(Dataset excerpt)

%%

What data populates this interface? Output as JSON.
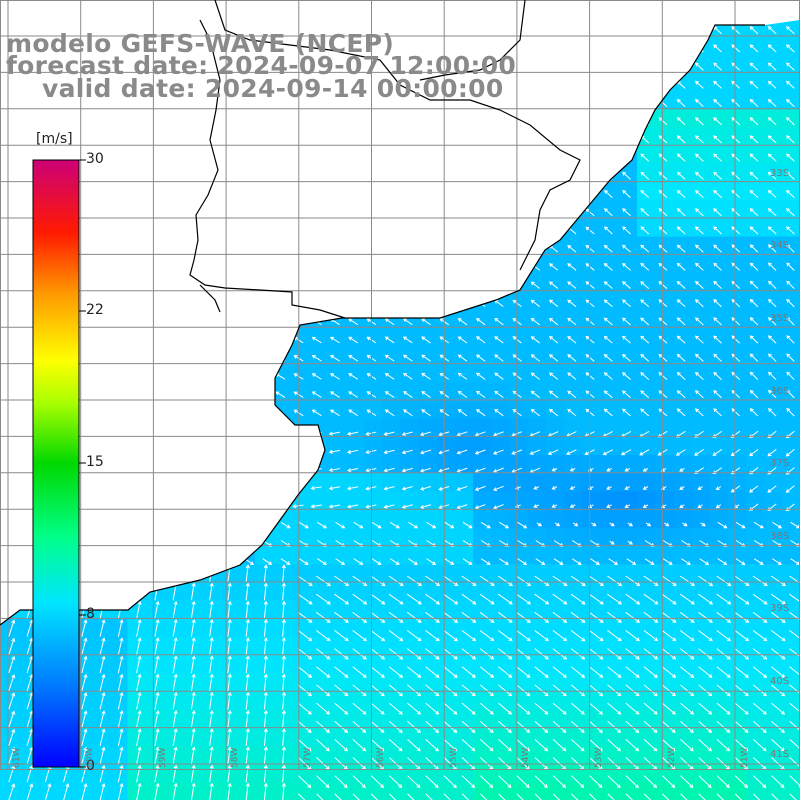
{
  "titles": {
    "line1": "modelo GEFS-WAVE (NCEP)",
    "line2": "forecast date: 2024-09-07 12:00:00",
    "line3": "valid date: 2024-09-14 00:00:00"
  },
  "colorbar": {
    "unit": "[m/s]",
    "ticks": [
      "30",
      "22",
      "15",
      "8",
      "0"
    ],
    "tick_values": [
      30,
      22,
      15,
      8,
      0
    ],
    "range": [
      0,
      30
    ],
    "colors": [
      "#0000ff",
      "#0099ff",
      "#00e5ff",
      "#00ff66",
      "#00cc00",
      "#ffff00",
      "#ff9900",
      "#ff0000",
      "#cc0066"
    ]
  },
  "latitude_labels": [
    "33S",
    "34S",
    "35S",
    "36S",
    "37S",
    "38S",
    "39S",
    "40S",
    "41S"
  ],
  "longitude_labels": [
    "61W",
    "60W",
    "59W",
    "58W",
    "57W",
    "56W",
    "55W",
    "54W",
    "53W",
    "52W",
    "51W"
  ],
  "map": {
    "variable": "wind speed and direction",
    "land_color": "#ffffff",
    "coast_color": "#000000",
    "grid_color": "#888888",
    "arrow_color": "#ffffff"
  }
}
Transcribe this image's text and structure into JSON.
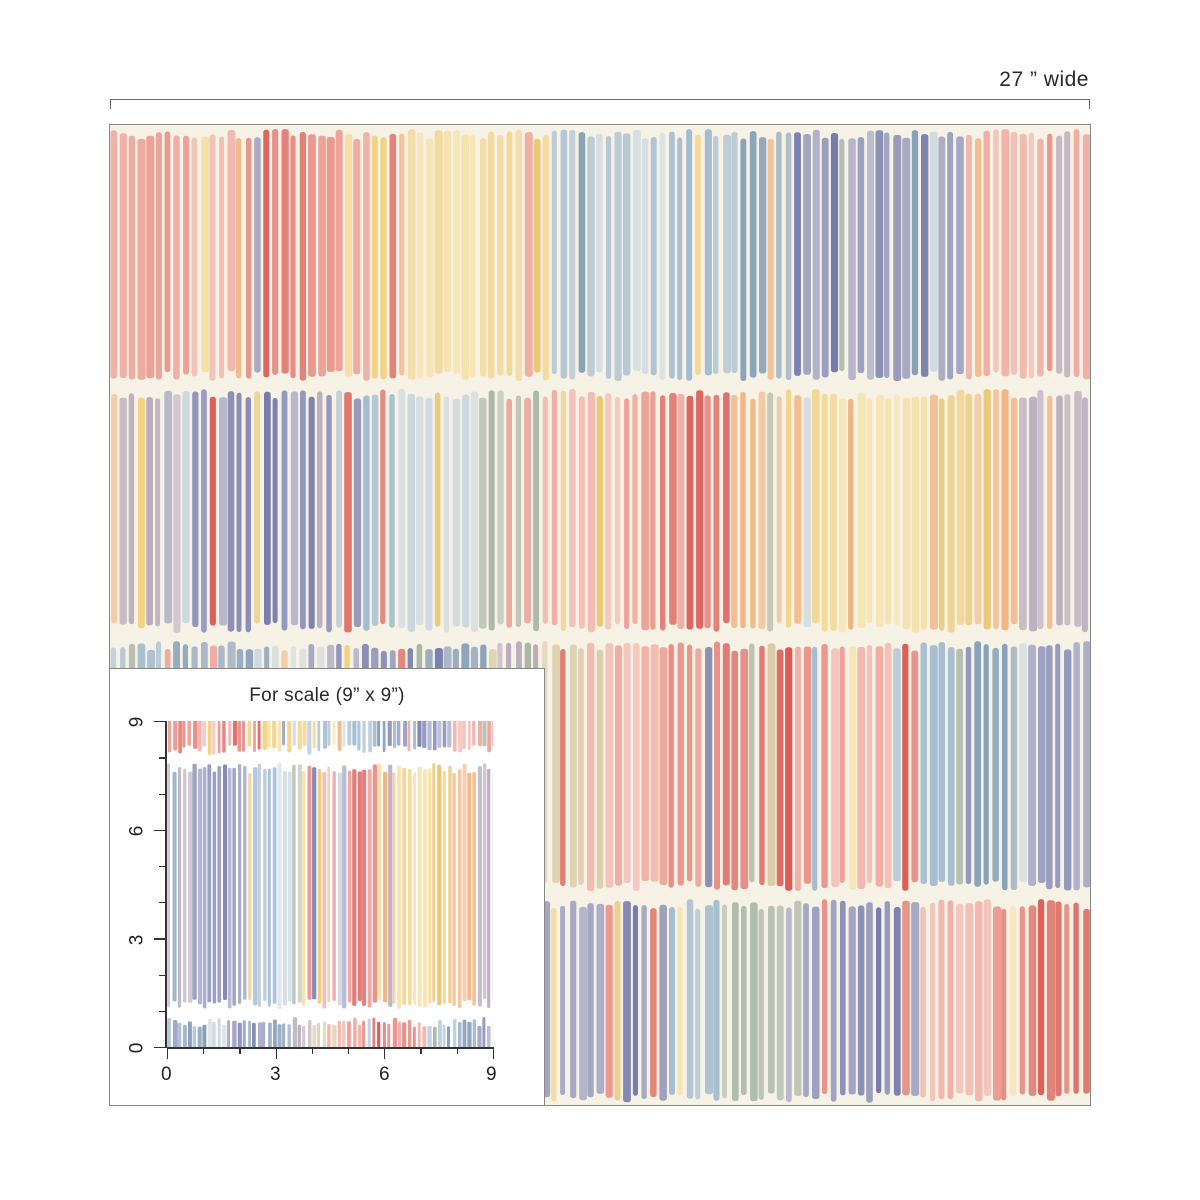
{
  "header": {
    "width_label": "27 ” wide"
  },
  "scale_panel": {
    "title": "For scale (9” x 9”)",
    "x_ticks": [
      "0",
      "3",
      "6",
      "9"
    ],
    "y_ticks": [
      "0",
      "3",
      "6",
      "9"
    ]
  },
  "palette": [
    "#e8837a",
    "#f0a99f",
    "#d9504a",
    "#f2cf7a",
    "#f5e0a3",
    "#9eb9cf",
    "#7e9ab5",
    "#8a8fb8",
    "#6e74a8",
    "#a6b4a4",
    "#c9d6de",
    "#f1b07a",
    "#e9c46a",
    "#b5a7b9",
    "#d8c9a3"
  ]
}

%%

### Exercise requirements:
Take the line that contains "Transcribe this image's" as the first and the last line of the records as the end, and please quote those lines exactly, pictures omitted.

### Output below:
Transcribe this image's text and structure into JSON.
{
  "header": {
    "width_label": "27 ” wide"
  },
  "scale_panel": {
    "title": "For scale (9” x 9”)",
    "x_ticks": [
      "0",
      "3",
      "6",
      "9"
    ],
    "y_ticks": [
      "0",
      "3",
      "6",
      "9"
    ]
  },
  "palette": [
    "#e8837a",
    "#f0a99f",
    "#d9504a",
    "#f2cf7a",
    "#f5e0a3",
    "#9eb9cf",
    "#7e9ab5",
    "#8a8fb8",
    "#6e74a8",
    "#a6b4a4",
    "#c9d6de",
    "#f1b07a",
    "#e9c46a",
    "#b5a7b9",
    "#d8c9a3"
  ]
}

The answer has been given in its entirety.